### THE PROBLEM
Extract each line of the data and write it out again exactly.

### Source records
____________________

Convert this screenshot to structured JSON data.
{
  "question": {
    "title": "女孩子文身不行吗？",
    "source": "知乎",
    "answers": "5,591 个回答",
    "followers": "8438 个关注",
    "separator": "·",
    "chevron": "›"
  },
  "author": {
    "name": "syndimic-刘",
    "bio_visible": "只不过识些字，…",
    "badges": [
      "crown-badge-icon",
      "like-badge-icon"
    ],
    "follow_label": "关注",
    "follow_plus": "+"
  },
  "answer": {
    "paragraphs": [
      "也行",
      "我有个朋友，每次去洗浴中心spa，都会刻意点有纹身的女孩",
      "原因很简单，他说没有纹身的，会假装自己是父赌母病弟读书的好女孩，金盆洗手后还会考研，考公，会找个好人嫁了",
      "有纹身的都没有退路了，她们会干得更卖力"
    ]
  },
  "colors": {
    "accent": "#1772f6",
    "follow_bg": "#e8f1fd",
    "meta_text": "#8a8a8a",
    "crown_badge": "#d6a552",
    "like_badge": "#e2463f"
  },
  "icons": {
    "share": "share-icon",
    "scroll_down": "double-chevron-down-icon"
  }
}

____________________

### WORKED SOLUTION
Convert this screenshot to structured JSON data.
{
  "question": {
    "title": "女孩子文身不行吗？",
    "source": "知乎",
    "answers": "5,591 个回答",
    "followers": "8438 个关注",
    "separator": "·",
    "chevron": "›"
  },
  "author": {
    "name": "syndimic-刘",
    "bio_visible": "只不过识些字，…",
    "badges": [
      "crown-badge-icon",
      "like-badge-icon"
    ],
    "follow_label": "关注",
    "follow_plus": "+"
  },
  "answer": {
    "paragraphs": [
      "也行",
      "我有个朋友，每次去洗浴中心spa，都会刻意点有纹身的女孩",
      "原因很简单，他说没有纹身的，会假装自己是父赌母病弟读书的好女孩，金盆洗手后还会考研，考公，会找个好人嫁了",
      "有纹身的都没有退路了，她们会干得更卖力"
    ]
  },
  "colors": {
    "accent": "#1772f6",
    "follow_bg": "#e8f1fd",
    "meta_text": "#8a8a8a",
    "crown_badge": "#d6a552",
    "like_badge": "#e2463f"
  },
  "icons": {
    "share": "share-icon",
    "scroll_down": "double-chevron-down-icon"
  }
}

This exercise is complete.